> Directive: Can you write out all the lines word for word, with no pictures?

> Records to process:
___
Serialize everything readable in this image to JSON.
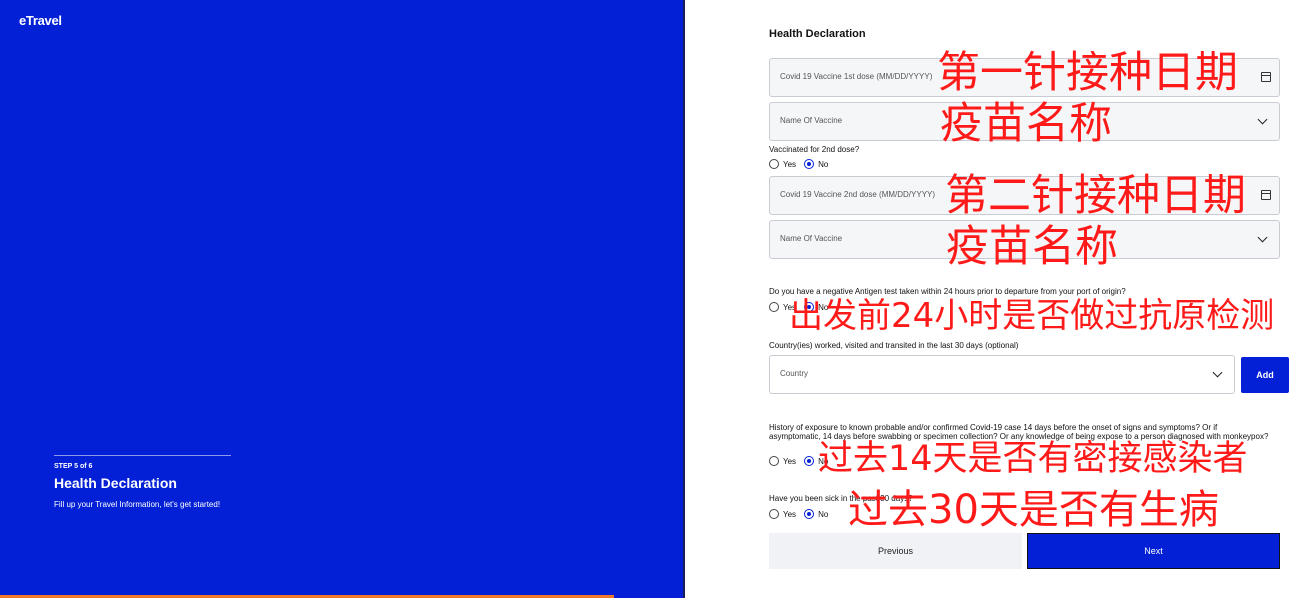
{
  "left": {
    "logo": "eTravel",
    "step": "STEP 5 of 6",
    "title": "Health Declaration",
    "subtitle": "Fill up your Travel Information, let's get started!"
  },
  "form": {
    "title": "Health Declaration",
    "dose1_placeholder": "Covid 19 Vaccine 1st dose (MM/DD/YYYY)",
    "vaccine_placeholder": "Name Of Vaccine",
    "dose2_question": "Vaccinated for 2nd dose?",
    "dose2_placeholder": "Covid 19 Vaccine 2nd dose (MM/DD/YYYY)",
    "antigen_question": "Do you have a negative Antigen test taken within 24 hours prior to departure from your port of origin?",
    "country_question": "Country(ies) worked, visited and transited in the last 30 days (optional)",
    "country_placeholder": "Country",
    "add_label": "Add",
    "exposure_question": "History of exposure to known probable and/or confirmed Covid-19 case 14 days before the onset of signs and symptoms? Or if asymptomatic, 14 days before swabbing or specimen collection? Or any knowledge of being expose to a person diagnosed with monkeypox?",
    "sick_question": "Have you been sick in the past 30 days?",
    "yes": "Yes",
    "no": "No",
    "previous_label": "Previous",
    "next_label": "Next"
  },
  "annotations": {
    "a1": "第一针接种日期",
    "a2": "疫苗名称",
    "a3": "第二针接种日期",
    "a4": "疫苗名称",
    "a5": "出发前24小时是否做过抗原检测",
    "a6": "过去14天是否有密接感染者",
    "a7": "过去30天是否有生病"
  },
  "colors": {
    "brand_blue": "#0420d6",
    "annotation_red": "#ff1a1a",
    "progress_orange": "#f07a2a"
  }
}
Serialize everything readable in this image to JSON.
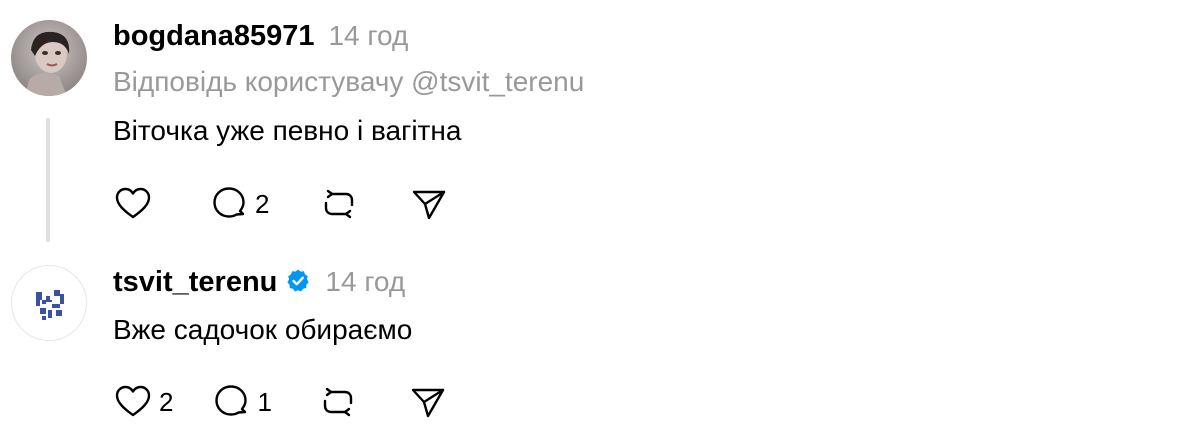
{
  "comments": [
    {
      "username": "bogdana85971",
      "time": "14 год",
      "reply_to": "Відповідь користувачу @tsvit_terenu",
      "text": "Віточка уже певно і вагітна",
      "verified": false,
      "likes": "",
      "replies": "2"
    },
    {
      "username": "tsvit_terenu",
      "time": "14 год",
      "text": "Вже садочок обираємо",
      "verified": true,
      "likes": "2",
      "replies": "1"
    }
  ],
  "icons": {
    "like": "heart-icon",
    "reply": "comment-bubble-icon",
    "repost": "repost-icon",
    "share": "send-icon",
    "verified": "verified-badge-icon"
  },
  "colors": {
    "verified": "#0095f6",
    "muted": "#999999",
    "thread_line": "#e0e0e0"
  }
}
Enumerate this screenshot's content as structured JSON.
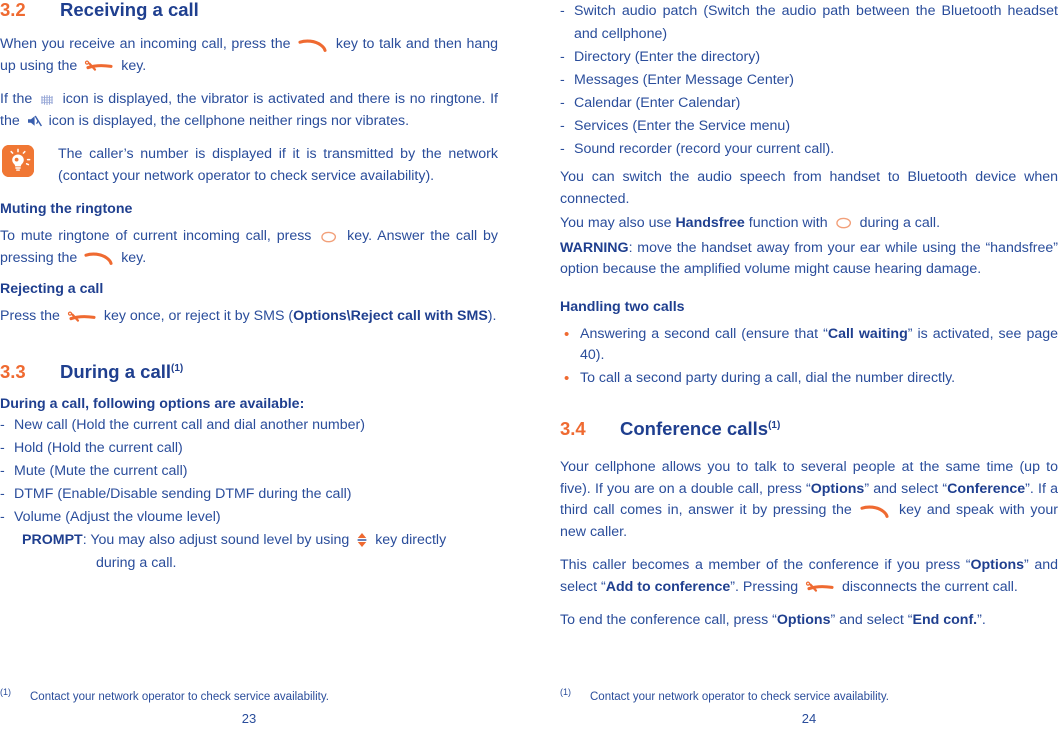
___
> Task answer:
Serialize everything readable in this image to JSON.
{
  "left": {
    "logo": "eTravel",
    "step": "STEP 5 of 6",
    "title": "Health Declaration",
    "subtitle": "Fill up your Travel Information, let's get started!"
  },
  "form": {
    "title": "Health Declaration",
    "dose1_placeholder": "Covid 19 Vaccine 1st dose (MM/DD/YYYY)",
    "vaccine_placeholder": "Name Of Vaccine",
    "dose2_question": "Vaccinated for 2nd dose?",
    "dose2_placeholder": "Covid 19 Vaccine 2nd dose (MM/DD/YYYY)",
    "antigen_question": "Do you have a negative Antigen test taken within 24 hours prior to departure from your port of origin?",
    "country_question": "Country(ies) worked, visited and transited in the last 30 days (optional)",
    "country_placeholder": "Country",
    "add_label": "Add",
    "exposure_question": "History of exposure to known probable and/or confirmed Covid-19 case 14 days before the onset of signs and symptoms? Or if asymptomatic, 14 days before swabbing or specimen collection? Or any knowledge of being expose to a person diagnosed with monkeypox?",
    "sick_question": "Have you been sick in the past 30 days?",
    "yes": "Yes",
    "no": "No",
    "previous_label": "Previous",
    "next_label": "Next"
  },
  "annotations": {
    "a1": "第一针接种日期",
    "a2": "疫苗名称",
    "a3": "第二针接种日期",
    "a4": "疫苗名称",
    "a5": "出发前24小时是否做过抗原检测",
    "a6": "过去14天是否有密接感染者",
    "a7": "过去30天是否有生病"
  },
  "colors": {
    "brand_blue": "#0420d6",
    "annotation_red": "#ff1a1a",
    "progress_orange": "#f07a2a"
  }
}
Serialize everything readable in this image to JSON.
{
  "comments": [
    {
      "username": "bogdana85971",
      "time": "14 год",
      "reply_to": "Відповідь користувачу @tsvit_terenu",
      "text": "Віточка уже певно і вагітна",
      "verified": false,
      "likes": "",
      "replies": "2"
    },
    {
      "username": "tsvit_terenu",
      "time": "14 год",
      "text": "Вже садочок обираємо",
      "verified": true,
      "likes": "2",
      "replies": "1"
    }
  ],
  "icons": {
    "like": "heart-icon",
    "reply": "comment-bubble-icon",
    "repost": "repost-icon",
    "share": "send-icon",
    "verified": "verified-badge-icon"
  },
  "colors": {
    "verified": "#0095f6",
    "muted": "#999999",
    "thread_line": "#e0e0e0"
  }
}
Enumerate this screenshot's content as structured JSON.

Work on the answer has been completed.